# start of RECORDS TO USE

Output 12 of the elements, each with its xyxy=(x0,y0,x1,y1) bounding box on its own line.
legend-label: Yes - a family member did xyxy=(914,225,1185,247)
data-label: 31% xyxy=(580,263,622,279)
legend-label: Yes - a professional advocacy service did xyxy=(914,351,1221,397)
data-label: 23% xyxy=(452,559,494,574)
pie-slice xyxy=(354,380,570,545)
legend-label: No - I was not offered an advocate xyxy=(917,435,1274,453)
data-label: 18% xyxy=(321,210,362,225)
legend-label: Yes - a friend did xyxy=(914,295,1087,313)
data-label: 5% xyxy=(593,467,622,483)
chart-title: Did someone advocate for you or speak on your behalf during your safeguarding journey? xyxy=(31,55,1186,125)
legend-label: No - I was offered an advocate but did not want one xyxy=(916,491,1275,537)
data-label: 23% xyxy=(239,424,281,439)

# end of RECORDS TO USE

* SET PROBLEM
Reproduce every line of the item above word for word, keeping the original order.

* RESPONSE FOR THIS EXERCISE
Output 12 of the elements, each with its xyxy=(x0,y0,x1,y1) bounding box on its own line.
legend-label: Yes - a family member did xyxy=(914,225,1185,247)
data-label: 31% xyxy=(580,263,622,279)
legend-label: Yes - a professional advocacy service did xyxy=(914,351,1221,397)
data-label: 23% xyxy=(452,559,494,574)
pie-slice xyxy=(354,380,570,545)
legend-label: No - I was not offered an advocate xyxy=(917,435,1274,453)
data-label: 18% xyxy=(321,210,362,225)
legend-label: Yes - a friend did xyxy=(914,295,1087,313)
data-label: 5% xyxy=(593,467,622,483)
chart-title: Did someone advocate for you or speak on your behalf during your safeguarding journey? xyxy=(31,55,1186,125)
legend-label: No - I was offered an advocate but did not want one xyxy=(916,491,1275,537)
data-label: 23% xyxy=(239,424,281,439)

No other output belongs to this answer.